▶ [Work required]
Retype all of the listing exactly, passing over any picture you find.
— start of Supplied records —
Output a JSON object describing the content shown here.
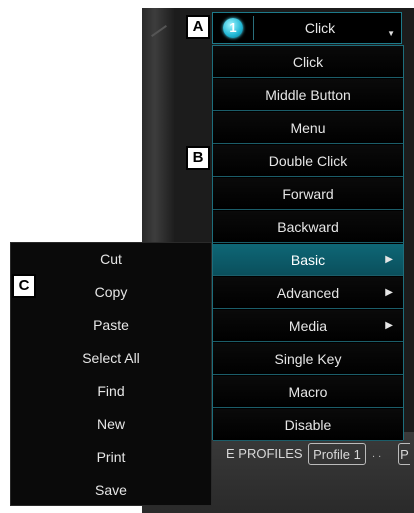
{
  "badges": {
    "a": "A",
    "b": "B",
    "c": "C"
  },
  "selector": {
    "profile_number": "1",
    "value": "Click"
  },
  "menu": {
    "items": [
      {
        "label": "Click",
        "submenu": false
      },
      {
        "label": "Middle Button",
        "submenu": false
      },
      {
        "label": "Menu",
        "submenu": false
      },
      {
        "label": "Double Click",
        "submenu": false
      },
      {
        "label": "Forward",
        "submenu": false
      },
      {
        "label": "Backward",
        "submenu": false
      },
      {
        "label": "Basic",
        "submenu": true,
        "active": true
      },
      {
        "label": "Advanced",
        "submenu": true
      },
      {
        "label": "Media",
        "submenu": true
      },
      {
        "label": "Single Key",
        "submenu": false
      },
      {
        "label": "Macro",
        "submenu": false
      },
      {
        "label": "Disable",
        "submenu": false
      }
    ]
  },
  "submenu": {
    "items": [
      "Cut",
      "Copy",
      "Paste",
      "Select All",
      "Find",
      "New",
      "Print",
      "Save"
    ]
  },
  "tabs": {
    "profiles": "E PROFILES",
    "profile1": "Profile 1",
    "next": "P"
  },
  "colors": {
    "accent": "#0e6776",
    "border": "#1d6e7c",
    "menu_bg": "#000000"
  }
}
— end of Supplied records —
▶ [Complete answer]
Output a JSON object describing the content shown here.
{
  "badges": {
    "a": "A",
    "b": "B",
    "c": "C"
  },
  "selector": {
    "profile_number": "1",
    "value": "Click"
  },
  "menu": {
    "items": [
      {
        "label": "Click",
        "submenu": false
      },
      {
        "label": "Middle Button",
        "submenu": false
      },
      {
        "label": "Menu",
        "submenu": false
      },
      {
        "label": "Double Click",
        "submenu": false
      },
      {
        "label": "Forward",
        "submenu": false
      },
      {
        "label": "Backward",
        "submenu": false
      },
      {
        "label": "Basic",
        "submenu": true,
        "active": true
      },
      {
        "label": "Advanced",
        "submenu": true
      },
      {
        "label": "Media",
        "submenu": true
      },
      {
        "label": "Single Key",
        "submenu": false
      },
      {
        "label": "Macro",
        "submenu": false
      },
      {
        "label": "Disable",
        "submenu": false
      }
    ]
  },
  "submenu": {
    "items": [
      "Cut",
      "Copy",
      "Paste",
      "Select All",
      "Find",
      "New",
      "Print",
      "Save"
    ]
  },
  "tabs": {
    "profiles": "E PROFILES",
    "profile1": "Profile 1",
    "next": "P"
  },
  "colors": {
    "accent": "#0e6776",
    "border": "#1d6e7c",
    "menu_bg": "#000000"
  }
}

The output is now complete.